** Start of RECORDS SUPPLIED **

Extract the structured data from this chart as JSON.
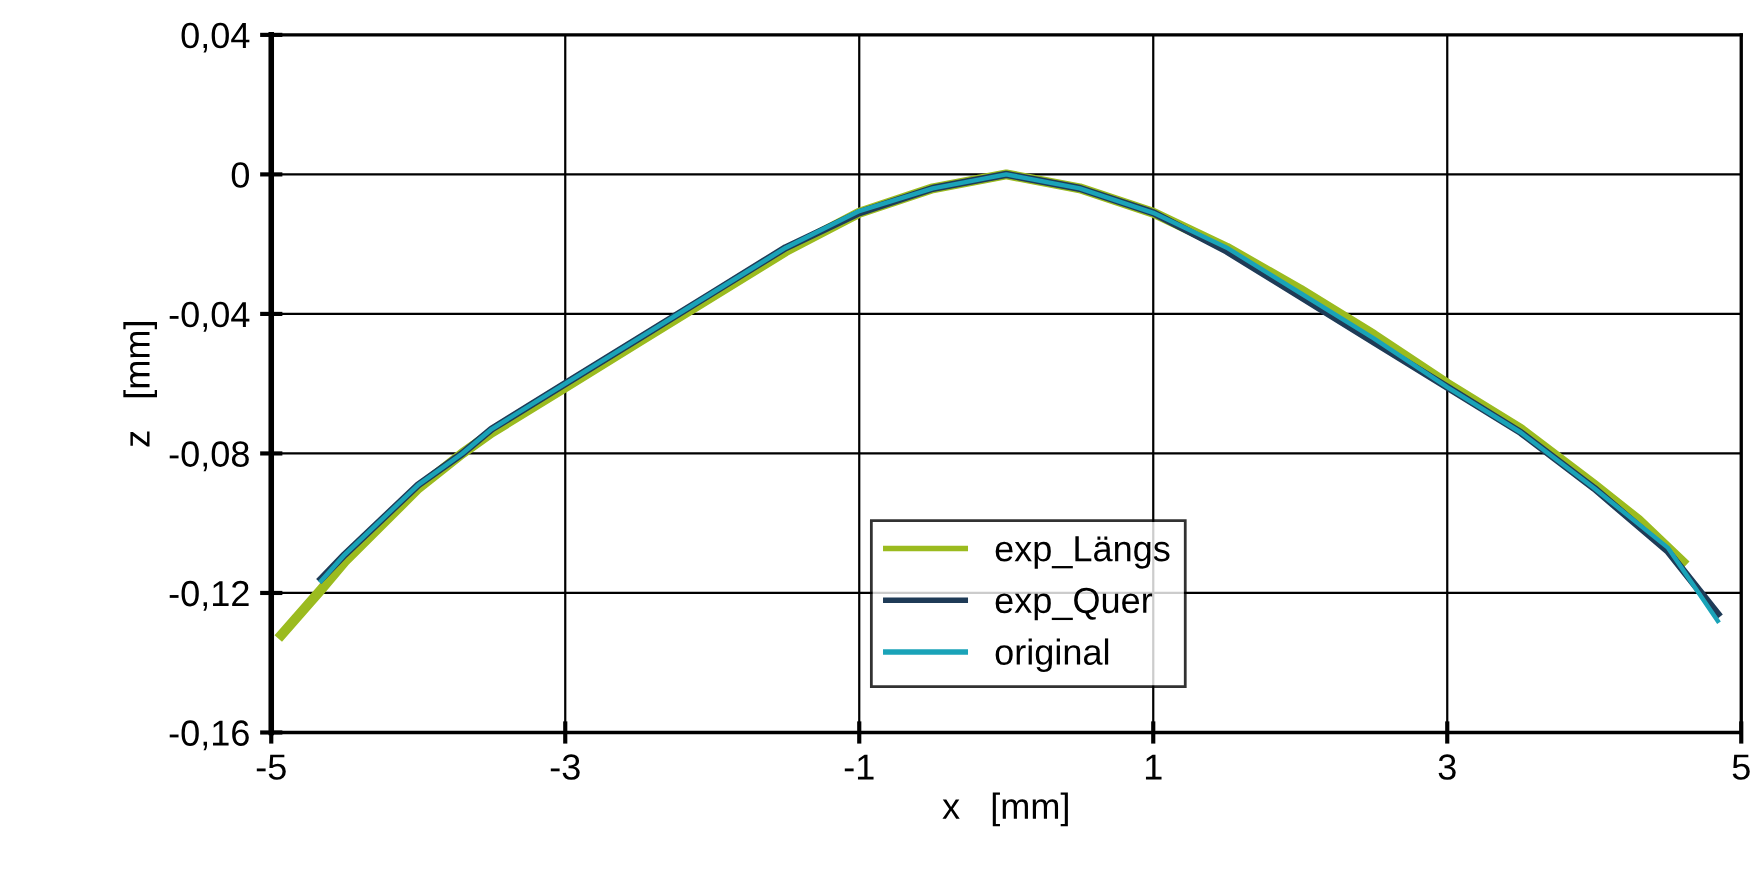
{
  "chart_data": {
    "type": "line",
    "xlabel": "x   [mm]",
    "ylabel": "z   [mm]",
    "xlim": [
      -5,
      5
    ],
    "xticks": [
      -5,
      -3,
      -1,
      1,
      3,
      5
    ],
    "ylim": [
      -0.16,
      0.04
    ],
    "yticks": [
      {
        "value": -0.16,
        "label": "-0,16"
      },
      {
        "value": -0.12,
        "label": "-0,12"
      },
      {
        "value": -0.08,
        "label": "-0,08"
      },
      {
        "value": -0.04,
        "label": "-0,04"
      },
      {
        "value": 0,
        "label": "0"
      },
      {
        "value": 0.04,
        "label": "0,04"
      }
    ],
    "grid": true,
    "legend": "bottom",
    "marker": "none",
    "line_style": "solid",
    "series": [
      {
        "name": "exp_Längs",
        "color": "#9bbb1f",
        "x": [
          -4.93,
          -4.66,
          -4.5,
          -4,
          -3.7,
          -3.5,
          -3,
          -2.5,
          -2,
          -1.5,
          -1,
          -0.5,
          0,
          0.5,
          1,
          1.5,
          2,
          2.5,
          3,
          3.5,
          4,
          4.3,
          4.6
        ],
        "values": [
          -0.132,
          -0.119,
          -0.111,
          -0.09,
          -0.08,
          -0.074,
          -0.061,
          -0.048,
          -0.035,
          -0.022,
          -0.011,
          -0.004,
          0,
          -0.004,
          -0.011,
          -0.021,
          -0.033,
          -0.046,
          -0.06,
          -0.073,
          -0.089,
          -0.099,
          -0.111
        ]
      },
      {
        "name": "exp_Quer",
        "color": "#1f3b57",
        "x": [
          -4.66,
          -4.5,
          -4,
          -3.7,
          -3.5,
          -3,
          -2.5,
          -2,
          -1.5,
          -1,
          -0.5,
          0,
          0.5,
          1,
          1.5,
          2,
          2.5,
          3,
          3.5,
          4,
          4.5,
          4.84
        ],
        "values": [
          -0.116,
          -0.109,
          -0.089,
          -0.08,
          -0.073,
          -0.06,
          -0.047,
          -0.034,
          -0.021,
          -0.011,
          -0.004,
          0,
          -0.004,
          -0.011,
          -0.022,
          -0.035,
          -0.048,
          -0.061,
          -0.074,
          -0.09,
          -0.108,
          -0.126
        ]
      },
      {
        "name": "original",
        "color": "#1aa3b8",
        "x": [
          -4.66,
          -4.5,
          -4,
          -3.7,
          -3.5,
          -3,
          -2.5,
          -2,
          -1.5,
          -1,
          -0.5,
          0,
          0.5,
          1,
          1.5,
          2,
          2.5,
          3,
          3.5,
          4,
          4.5,
          4.84
        ],
        "values": [
          -0.1165,
          -0.109,
          -0.089,
          -0.08,
          -0.073,
          -0.06,
          -0.047,
          -0.034,
          -0.021,
          -0.0105,
          -0.004,
          0,
          -0.004,
          -0.011,
          -0.021,
          -0.034,
          -0.047,
          -0.061,
          -0.074,
          -0.09,
          -0.107,
          -0.128
        ]
      }
    ]
  }
}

** End of RECORDS SUPPLIED **

* TASK STATEMENT: Take every line from the data above that holds "color" and copy it out.

* RESULT OF THE TASK:
        "color": "#9bbb1f",
        "color": "#1f3b57",
        "color": "#1aa3b8",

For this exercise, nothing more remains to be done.